** Figure content listings **
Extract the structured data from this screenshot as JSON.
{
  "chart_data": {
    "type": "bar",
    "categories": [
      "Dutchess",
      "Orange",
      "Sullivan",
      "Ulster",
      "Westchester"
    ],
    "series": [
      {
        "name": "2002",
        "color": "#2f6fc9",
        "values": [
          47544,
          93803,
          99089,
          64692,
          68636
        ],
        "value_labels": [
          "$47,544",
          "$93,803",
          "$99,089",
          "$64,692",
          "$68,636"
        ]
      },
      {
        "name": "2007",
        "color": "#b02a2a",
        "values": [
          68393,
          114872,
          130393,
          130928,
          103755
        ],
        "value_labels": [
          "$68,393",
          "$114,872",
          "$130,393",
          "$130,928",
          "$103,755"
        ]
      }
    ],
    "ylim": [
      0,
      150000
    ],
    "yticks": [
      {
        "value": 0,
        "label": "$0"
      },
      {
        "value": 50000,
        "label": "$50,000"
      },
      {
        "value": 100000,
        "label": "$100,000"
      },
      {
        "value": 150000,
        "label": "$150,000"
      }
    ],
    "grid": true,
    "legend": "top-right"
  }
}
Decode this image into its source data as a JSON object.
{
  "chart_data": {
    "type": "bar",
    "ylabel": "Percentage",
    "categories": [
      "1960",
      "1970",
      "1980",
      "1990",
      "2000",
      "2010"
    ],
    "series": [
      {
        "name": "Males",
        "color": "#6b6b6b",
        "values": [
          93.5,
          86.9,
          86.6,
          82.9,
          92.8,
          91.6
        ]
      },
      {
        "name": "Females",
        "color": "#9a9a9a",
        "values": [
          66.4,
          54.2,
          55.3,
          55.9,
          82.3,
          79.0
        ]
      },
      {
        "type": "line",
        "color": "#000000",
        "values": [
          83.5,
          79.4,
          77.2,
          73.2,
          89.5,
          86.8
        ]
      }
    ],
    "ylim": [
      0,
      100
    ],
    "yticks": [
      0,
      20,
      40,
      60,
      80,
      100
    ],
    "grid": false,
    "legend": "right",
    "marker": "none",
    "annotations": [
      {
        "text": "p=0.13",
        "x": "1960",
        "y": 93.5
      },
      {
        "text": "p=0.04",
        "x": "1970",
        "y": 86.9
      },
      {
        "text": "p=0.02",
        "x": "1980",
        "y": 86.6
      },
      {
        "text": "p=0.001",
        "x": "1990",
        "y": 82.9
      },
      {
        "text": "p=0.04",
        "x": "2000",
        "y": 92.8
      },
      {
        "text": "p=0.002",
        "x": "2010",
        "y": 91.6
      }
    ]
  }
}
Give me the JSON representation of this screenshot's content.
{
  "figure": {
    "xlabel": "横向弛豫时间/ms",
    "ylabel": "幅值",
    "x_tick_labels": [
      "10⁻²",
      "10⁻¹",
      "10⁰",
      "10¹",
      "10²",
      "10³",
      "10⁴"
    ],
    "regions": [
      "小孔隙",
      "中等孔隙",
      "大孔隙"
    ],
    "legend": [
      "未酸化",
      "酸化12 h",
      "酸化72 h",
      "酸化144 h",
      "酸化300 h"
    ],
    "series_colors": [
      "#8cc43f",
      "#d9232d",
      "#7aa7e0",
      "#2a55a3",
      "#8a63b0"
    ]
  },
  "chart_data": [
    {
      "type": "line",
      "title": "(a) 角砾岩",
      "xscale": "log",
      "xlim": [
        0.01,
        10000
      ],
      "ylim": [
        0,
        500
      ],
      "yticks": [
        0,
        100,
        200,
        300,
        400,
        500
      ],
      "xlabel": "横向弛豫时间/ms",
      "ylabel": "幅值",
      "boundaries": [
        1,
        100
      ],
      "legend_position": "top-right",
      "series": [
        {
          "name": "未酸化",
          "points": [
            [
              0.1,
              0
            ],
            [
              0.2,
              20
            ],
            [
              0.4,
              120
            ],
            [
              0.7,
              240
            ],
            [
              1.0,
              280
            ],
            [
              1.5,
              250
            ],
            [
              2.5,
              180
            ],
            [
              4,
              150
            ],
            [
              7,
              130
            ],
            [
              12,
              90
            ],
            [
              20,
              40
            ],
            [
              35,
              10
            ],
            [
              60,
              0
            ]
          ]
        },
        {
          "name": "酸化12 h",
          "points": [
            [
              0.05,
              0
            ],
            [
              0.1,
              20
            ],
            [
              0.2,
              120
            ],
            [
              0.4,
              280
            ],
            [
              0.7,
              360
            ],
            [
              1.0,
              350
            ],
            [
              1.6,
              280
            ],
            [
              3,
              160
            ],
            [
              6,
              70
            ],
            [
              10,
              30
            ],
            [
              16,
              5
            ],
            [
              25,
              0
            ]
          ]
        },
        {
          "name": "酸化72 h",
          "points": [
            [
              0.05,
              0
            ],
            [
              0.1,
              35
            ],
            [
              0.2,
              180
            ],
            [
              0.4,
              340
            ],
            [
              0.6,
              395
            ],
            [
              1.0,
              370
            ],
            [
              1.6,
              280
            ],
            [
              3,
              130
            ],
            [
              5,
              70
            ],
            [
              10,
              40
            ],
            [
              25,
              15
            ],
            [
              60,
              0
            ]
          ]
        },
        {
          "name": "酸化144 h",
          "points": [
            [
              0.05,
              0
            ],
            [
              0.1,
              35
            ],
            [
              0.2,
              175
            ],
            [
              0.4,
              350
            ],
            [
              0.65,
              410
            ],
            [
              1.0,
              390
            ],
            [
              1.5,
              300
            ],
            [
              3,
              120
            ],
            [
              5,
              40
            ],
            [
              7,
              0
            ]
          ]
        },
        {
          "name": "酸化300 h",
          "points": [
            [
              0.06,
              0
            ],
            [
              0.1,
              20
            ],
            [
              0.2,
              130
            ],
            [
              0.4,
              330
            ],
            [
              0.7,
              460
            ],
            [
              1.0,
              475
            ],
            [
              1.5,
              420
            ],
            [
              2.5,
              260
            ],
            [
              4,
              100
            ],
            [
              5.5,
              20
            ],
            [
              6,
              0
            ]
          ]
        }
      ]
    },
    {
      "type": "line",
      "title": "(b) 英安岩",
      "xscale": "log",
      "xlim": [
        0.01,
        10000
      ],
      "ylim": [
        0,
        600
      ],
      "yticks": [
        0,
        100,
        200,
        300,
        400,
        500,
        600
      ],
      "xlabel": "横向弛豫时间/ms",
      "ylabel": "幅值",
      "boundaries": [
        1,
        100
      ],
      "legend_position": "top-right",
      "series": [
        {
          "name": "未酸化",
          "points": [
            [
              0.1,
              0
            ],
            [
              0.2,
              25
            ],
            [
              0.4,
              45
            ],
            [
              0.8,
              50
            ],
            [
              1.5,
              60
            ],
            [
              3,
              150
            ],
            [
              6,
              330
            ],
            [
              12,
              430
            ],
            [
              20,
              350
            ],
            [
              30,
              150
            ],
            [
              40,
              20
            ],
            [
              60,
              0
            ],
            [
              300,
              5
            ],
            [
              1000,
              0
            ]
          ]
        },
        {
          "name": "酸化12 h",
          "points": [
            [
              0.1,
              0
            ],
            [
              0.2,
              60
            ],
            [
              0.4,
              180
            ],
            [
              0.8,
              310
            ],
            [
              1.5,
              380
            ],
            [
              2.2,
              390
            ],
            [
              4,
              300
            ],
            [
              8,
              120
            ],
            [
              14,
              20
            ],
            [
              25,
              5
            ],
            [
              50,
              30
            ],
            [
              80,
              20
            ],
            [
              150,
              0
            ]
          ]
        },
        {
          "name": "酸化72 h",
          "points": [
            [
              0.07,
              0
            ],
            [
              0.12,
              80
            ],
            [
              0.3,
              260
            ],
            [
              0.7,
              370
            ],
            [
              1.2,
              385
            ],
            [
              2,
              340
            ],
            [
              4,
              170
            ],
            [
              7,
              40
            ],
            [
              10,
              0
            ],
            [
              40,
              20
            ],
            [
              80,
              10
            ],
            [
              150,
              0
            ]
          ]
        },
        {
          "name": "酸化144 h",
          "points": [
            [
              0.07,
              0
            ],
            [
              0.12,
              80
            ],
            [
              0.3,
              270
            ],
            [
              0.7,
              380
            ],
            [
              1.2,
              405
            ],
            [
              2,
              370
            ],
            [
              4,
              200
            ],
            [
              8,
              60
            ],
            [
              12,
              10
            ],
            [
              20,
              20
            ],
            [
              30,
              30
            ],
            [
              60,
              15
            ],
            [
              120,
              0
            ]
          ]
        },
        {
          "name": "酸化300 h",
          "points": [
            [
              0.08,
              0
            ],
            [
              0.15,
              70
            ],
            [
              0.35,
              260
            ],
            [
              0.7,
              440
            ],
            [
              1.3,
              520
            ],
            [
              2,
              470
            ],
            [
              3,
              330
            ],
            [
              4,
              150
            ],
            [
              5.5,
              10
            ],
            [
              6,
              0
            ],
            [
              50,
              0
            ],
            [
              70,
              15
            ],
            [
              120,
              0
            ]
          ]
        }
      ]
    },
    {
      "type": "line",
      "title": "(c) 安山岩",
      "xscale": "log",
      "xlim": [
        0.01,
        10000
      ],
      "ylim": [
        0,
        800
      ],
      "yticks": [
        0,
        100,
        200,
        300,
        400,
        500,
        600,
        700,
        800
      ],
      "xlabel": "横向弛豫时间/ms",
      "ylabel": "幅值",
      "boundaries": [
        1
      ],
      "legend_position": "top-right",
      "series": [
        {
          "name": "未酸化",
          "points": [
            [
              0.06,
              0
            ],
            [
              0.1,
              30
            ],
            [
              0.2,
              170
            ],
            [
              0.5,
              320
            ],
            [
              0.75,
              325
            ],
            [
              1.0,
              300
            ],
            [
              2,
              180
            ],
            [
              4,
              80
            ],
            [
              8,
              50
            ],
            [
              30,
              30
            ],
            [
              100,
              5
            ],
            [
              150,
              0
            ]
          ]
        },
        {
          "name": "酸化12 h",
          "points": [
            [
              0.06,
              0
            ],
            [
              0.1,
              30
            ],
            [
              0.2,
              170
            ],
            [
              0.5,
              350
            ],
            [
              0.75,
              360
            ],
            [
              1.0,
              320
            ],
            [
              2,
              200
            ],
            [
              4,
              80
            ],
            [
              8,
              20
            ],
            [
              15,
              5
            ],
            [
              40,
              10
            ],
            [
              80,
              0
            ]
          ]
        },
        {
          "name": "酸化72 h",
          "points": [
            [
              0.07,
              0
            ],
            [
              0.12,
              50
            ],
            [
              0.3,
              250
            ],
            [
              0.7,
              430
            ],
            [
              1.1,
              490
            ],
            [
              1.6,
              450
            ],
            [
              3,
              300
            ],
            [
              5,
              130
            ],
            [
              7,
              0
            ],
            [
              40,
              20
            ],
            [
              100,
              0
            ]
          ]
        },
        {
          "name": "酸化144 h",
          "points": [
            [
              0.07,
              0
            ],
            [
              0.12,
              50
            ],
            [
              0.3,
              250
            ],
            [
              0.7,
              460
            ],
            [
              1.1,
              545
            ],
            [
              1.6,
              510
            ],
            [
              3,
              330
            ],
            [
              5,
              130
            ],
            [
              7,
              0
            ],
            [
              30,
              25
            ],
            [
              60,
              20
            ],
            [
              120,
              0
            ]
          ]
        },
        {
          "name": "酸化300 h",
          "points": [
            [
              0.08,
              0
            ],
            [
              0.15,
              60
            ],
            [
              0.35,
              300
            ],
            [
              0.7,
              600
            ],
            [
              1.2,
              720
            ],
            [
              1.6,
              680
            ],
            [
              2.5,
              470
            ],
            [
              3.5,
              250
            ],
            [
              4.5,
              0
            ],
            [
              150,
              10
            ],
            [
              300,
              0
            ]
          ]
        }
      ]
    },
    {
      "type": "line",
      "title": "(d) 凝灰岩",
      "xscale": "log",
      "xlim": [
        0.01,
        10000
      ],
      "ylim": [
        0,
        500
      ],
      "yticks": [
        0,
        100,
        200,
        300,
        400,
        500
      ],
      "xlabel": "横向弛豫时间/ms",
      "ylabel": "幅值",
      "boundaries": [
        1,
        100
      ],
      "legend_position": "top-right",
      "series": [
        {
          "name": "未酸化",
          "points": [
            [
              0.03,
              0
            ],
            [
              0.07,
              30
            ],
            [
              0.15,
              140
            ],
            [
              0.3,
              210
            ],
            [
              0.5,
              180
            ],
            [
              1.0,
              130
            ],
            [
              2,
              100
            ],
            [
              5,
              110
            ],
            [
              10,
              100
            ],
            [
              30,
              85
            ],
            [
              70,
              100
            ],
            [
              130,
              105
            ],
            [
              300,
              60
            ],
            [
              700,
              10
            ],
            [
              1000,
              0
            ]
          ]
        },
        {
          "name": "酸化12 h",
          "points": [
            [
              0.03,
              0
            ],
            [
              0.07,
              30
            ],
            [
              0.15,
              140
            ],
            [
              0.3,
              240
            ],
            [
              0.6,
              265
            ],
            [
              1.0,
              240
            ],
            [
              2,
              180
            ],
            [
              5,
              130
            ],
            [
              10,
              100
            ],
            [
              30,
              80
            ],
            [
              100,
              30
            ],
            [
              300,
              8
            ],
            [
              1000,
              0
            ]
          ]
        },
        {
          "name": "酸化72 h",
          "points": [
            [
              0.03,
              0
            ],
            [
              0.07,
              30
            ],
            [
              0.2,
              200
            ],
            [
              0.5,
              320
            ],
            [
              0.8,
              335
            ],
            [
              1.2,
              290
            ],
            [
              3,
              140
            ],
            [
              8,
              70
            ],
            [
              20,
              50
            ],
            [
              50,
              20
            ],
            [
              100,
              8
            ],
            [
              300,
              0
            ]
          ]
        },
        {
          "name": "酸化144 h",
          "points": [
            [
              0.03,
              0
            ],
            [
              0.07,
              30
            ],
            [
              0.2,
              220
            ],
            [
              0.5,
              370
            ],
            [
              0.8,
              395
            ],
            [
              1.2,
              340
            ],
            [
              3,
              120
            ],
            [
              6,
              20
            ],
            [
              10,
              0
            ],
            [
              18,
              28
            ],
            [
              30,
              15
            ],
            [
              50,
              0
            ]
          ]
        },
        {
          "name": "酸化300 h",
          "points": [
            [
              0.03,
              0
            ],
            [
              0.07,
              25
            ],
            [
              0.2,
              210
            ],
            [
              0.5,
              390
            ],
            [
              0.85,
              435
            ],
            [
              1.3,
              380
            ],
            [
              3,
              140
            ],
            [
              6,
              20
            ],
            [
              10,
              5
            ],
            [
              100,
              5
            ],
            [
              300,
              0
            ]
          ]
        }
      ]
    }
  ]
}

** Written task **
From the data above, copy each line where the string "screenshot" appears.

** Response for this exercise **
Extract the structured data from this screenshot as JSON.
Give me the JSON representation of this screenshot's content.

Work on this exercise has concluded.